_Items listed in a dataset_

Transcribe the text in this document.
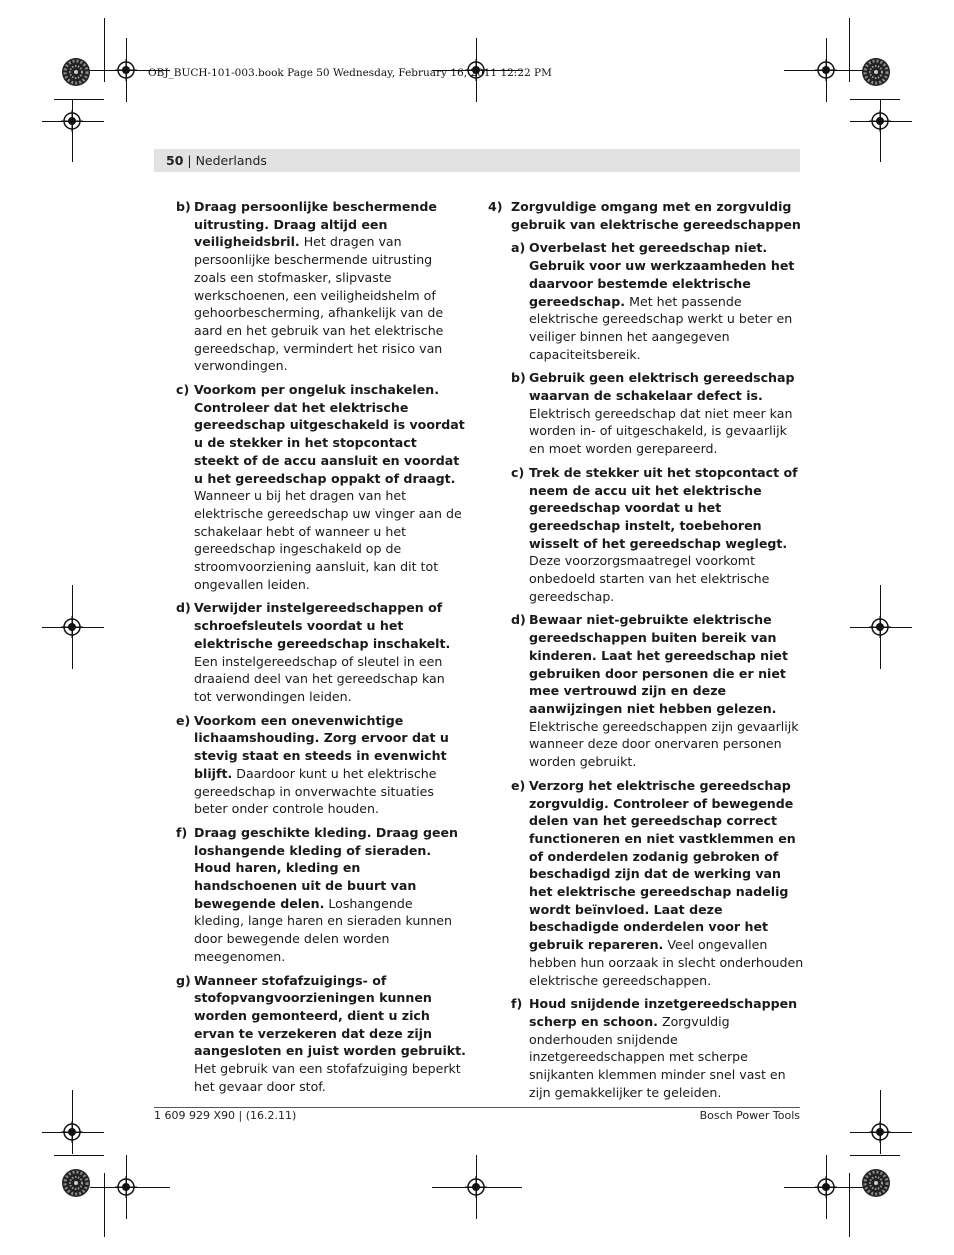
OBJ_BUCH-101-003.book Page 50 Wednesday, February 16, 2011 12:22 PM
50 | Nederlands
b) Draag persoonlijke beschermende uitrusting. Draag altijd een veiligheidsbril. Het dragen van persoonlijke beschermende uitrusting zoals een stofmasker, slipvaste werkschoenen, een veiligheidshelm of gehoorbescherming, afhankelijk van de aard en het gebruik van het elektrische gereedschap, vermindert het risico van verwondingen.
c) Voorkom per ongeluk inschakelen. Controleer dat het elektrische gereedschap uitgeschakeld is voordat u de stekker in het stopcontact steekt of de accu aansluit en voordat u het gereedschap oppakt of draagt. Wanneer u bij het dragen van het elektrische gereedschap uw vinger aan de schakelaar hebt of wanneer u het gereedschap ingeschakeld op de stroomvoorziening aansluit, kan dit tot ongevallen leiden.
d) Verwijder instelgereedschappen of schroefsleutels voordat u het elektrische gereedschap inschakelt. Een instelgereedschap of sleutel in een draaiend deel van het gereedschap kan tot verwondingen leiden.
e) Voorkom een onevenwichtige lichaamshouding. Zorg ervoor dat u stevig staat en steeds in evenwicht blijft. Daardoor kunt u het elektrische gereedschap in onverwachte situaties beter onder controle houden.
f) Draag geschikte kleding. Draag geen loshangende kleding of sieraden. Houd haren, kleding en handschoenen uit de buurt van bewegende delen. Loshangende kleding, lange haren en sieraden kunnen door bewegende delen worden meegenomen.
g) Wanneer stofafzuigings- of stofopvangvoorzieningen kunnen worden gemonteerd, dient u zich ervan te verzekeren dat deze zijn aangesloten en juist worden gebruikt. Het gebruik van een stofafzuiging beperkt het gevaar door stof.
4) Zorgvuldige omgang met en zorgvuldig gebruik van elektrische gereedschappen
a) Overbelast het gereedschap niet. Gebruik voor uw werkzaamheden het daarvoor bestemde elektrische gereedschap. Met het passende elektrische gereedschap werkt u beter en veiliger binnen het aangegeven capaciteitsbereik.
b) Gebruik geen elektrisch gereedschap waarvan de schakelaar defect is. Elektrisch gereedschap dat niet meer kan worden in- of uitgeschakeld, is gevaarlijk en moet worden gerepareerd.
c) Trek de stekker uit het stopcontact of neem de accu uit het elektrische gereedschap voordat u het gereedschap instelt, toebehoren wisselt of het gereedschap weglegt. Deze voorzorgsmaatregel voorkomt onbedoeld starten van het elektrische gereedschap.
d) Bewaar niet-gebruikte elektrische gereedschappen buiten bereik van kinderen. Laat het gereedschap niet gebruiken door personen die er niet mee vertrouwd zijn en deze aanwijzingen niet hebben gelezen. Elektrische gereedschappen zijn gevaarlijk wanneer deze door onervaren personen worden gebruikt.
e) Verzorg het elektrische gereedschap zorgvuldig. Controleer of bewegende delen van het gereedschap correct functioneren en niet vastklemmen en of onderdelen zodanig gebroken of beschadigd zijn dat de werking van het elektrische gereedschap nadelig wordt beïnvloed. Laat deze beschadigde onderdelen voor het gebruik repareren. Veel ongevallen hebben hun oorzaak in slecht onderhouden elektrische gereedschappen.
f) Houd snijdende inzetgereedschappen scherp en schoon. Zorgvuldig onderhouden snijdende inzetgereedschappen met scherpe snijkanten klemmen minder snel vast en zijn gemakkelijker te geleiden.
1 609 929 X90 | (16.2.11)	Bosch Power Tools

_Exercise objective_
Set down all the lines above exactly as they appear, with no pictures.

_Answer section_
Transcribe the text in this document.
OBJ_BUCH-101-003.book Page 50 Wednesday, February 16, 2011 12:22 PM
50 | Nederlands
b) Draag persoonlijke beschermende uitrusting. Draag altijd een veiligheidsbril. Het dragen van persoonlijke beschermende uitrusting zoals een stofmasker, slipvaste werkschoenen, een veiligheidshelm of gehoorbescherming, afhankelijk van de aard en het gebruik van het elektrische gereedschap, vermindert het risico van verwondingen.
c) Voorkom per ongeluk inschakelen. Controleer dat het elektrische gereedschap uitgeschakeld is voordat u de stekker in het stopcontact steekt of de accu aansluit en voordat u het gereedschap oppakt of draagt. Wanneer u bij het dragen van het elektrische gereedschap uw vinger aan de schakelaar hebt of wanneer u het gereedschap ingeschakeld op de stroomvoorziening aansluit, kan dit tot ongevallen leiden.
d) Verwijder instelgereedschappen of schroefsleutels voordat u het elektrische gereedschap inschakelt. Een instelgereedschap of sleutel in een draaiend deel van het gereedschap kan tot verwondingen leiden.
e) Voorkom een onevenwichtige lichaamshouding. Zorg ervoor dat u stevig staat en steeds in evenwicht blijft. Daardoor kunt u het elektrische gereedschap in onverwachte situaties beter onder controle houden.
f) Draag geschikte kleding. Draag geen loshangende kleding of sieraden. Houd haren, kleding en handschoenen uit de buurt van bewegende delen. Loshangende kleding, lange haren en sieraden kunnen door bewegende delen worden meegenomen.
g) Wanneer stofafzuigings- of stofopvangvoorzieningen kunnen worden gemonteerd, dient u zich ervan te verzekeren dat deze zijn aangesloten en juist worden gebruikt. Het gebruik van een stofafzuiging beperkt het gevaar door stof.
4) Zorgvuldige omgang met en zorgvuldig gebruik van elektrische gereedschappen
a) Overbelast het gereedschap niet. Gebruik voor uw werkzaamheden het daarvoor bestemde elektrische gereedschap. Met het passende elektrische gereedschap werkt u beter en veiliger binnen het aangegeven capaciteitsbereik.
b) Gebruik geen elektrisch gereedschap waarvan de schakelaar defect is. Elektrisch gereedschap dat niet meer kan worden in- of uitgeschakeld, is gevaarlijk en moet worden gerepareerd.
c) Trek de stekker uit het stopcontact of neem de accu uit het elektrische gereedschap voordat u het gereedschap instelt, toebehoren wisselt of het gereedschap weglegt. Deze voorzorgsmaatregel voorkomt onbedoeld starten van het elektrische gereedschap.
d) Bewaar niet-gebruikte elektrische gereedschappen buiten bereik van kinderen. Laat het gereedschap niet gebruiken door personen die er niet mee vertrouwd zijn en deze aanwijzingen niet hebben gelezen. Elektrische gereedschappen zijn gevaarlijk wanneer deze door onervaren personen worden gebruikt.
e) Verzorg het elektrische gereedschap zorgvuldig. Controleer of bewegende delen van het gereedschap correct functioneren en niet vastklemmen en of onderdelen zodanig gebroken of beschadigd zijn dat de werking van het elektrische gereedschap nadelig wordt beïnvloed. Laat deze beschadigde onderdelen voor het gebruik repareren. Veel ongevallen hebben hun oorzaak in slecht onderhouden elektrische gereedschappen.
f) Houd snijdende inzetgereedschappen scherp en schoon. Zorgvuldig onderhouden snijdende inzetgereedschappen met scherpe snijkanten klemmen minder snel vast en zijn gemakkelijker te geleiden.
1 609 929 X90 | (16.2.11)	Bosch Power Tools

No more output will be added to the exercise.